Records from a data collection
— START —

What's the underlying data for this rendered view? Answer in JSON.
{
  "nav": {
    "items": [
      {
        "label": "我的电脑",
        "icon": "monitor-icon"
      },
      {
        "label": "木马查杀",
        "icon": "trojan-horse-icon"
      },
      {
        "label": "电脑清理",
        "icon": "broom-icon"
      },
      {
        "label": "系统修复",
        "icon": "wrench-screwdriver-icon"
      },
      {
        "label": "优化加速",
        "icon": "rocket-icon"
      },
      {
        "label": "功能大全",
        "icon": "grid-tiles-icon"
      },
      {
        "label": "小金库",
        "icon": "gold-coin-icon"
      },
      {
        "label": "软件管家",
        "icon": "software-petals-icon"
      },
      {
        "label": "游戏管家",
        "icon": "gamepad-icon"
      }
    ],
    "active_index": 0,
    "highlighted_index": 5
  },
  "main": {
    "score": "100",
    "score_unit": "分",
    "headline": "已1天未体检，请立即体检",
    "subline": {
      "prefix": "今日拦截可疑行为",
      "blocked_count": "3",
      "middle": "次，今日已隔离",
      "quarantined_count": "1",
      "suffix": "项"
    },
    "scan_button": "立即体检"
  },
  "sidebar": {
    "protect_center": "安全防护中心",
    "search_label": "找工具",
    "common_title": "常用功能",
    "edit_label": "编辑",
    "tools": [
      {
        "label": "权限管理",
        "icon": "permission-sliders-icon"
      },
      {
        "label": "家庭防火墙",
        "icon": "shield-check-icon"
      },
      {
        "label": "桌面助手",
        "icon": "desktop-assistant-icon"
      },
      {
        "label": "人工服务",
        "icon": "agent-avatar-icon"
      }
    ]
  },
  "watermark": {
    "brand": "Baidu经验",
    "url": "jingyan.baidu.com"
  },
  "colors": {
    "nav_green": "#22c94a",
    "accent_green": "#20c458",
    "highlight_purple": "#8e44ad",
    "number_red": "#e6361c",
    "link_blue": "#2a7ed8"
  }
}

— END —
— START —

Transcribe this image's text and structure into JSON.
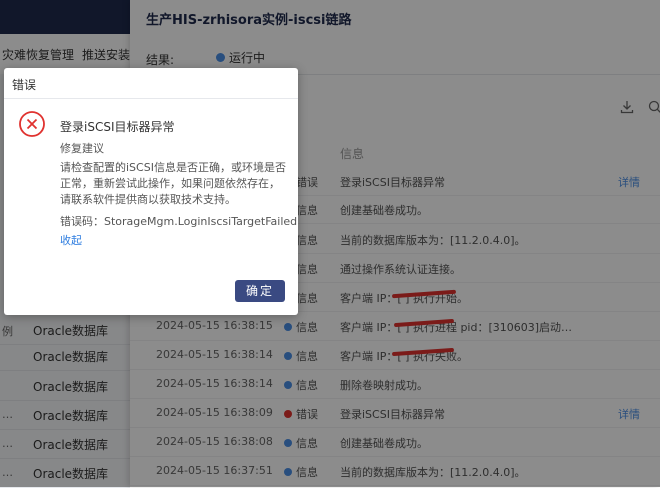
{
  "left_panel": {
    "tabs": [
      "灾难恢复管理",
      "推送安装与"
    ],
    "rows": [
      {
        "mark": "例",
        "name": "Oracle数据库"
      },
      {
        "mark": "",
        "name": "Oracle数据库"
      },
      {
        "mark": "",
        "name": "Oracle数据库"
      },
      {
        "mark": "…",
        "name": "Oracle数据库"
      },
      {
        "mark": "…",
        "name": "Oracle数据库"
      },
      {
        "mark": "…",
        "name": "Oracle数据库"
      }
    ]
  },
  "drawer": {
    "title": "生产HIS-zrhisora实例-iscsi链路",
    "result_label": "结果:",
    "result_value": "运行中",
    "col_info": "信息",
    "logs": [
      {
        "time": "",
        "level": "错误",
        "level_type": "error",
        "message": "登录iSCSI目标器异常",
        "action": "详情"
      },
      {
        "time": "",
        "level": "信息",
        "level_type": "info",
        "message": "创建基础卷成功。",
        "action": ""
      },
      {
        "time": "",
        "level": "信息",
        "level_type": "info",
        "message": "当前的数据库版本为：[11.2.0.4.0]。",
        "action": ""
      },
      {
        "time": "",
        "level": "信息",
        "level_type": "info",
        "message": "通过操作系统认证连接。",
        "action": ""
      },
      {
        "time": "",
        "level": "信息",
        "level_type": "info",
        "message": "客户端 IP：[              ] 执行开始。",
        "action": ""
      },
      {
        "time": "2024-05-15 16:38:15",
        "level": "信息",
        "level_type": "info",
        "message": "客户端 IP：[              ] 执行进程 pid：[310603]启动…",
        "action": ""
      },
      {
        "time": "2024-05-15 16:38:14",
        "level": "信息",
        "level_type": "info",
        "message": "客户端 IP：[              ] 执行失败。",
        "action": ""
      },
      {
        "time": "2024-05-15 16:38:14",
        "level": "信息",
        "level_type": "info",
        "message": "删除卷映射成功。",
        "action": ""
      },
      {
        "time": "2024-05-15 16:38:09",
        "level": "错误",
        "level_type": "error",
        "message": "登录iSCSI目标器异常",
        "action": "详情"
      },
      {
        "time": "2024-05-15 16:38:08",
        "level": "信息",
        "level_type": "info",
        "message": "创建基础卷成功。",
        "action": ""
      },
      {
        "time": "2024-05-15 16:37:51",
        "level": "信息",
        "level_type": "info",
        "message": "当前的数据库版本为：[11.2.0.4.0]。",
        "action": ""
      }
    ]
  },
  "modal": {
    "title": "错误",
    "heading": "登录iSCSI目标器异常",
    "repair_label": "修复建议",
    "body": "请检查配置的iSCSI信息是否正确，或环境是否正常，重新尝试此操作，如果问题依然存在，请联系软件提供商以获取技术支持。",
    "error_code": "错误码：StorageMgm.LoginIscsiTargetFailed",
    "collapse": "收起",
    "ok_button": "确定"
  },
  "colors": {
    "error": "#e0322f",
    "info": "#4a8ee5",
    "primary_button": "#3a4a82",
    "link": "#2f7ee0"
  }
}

— END —

How many of the lines above hold "JSON"? Answer with only the number.

Reply to the exercise :: 2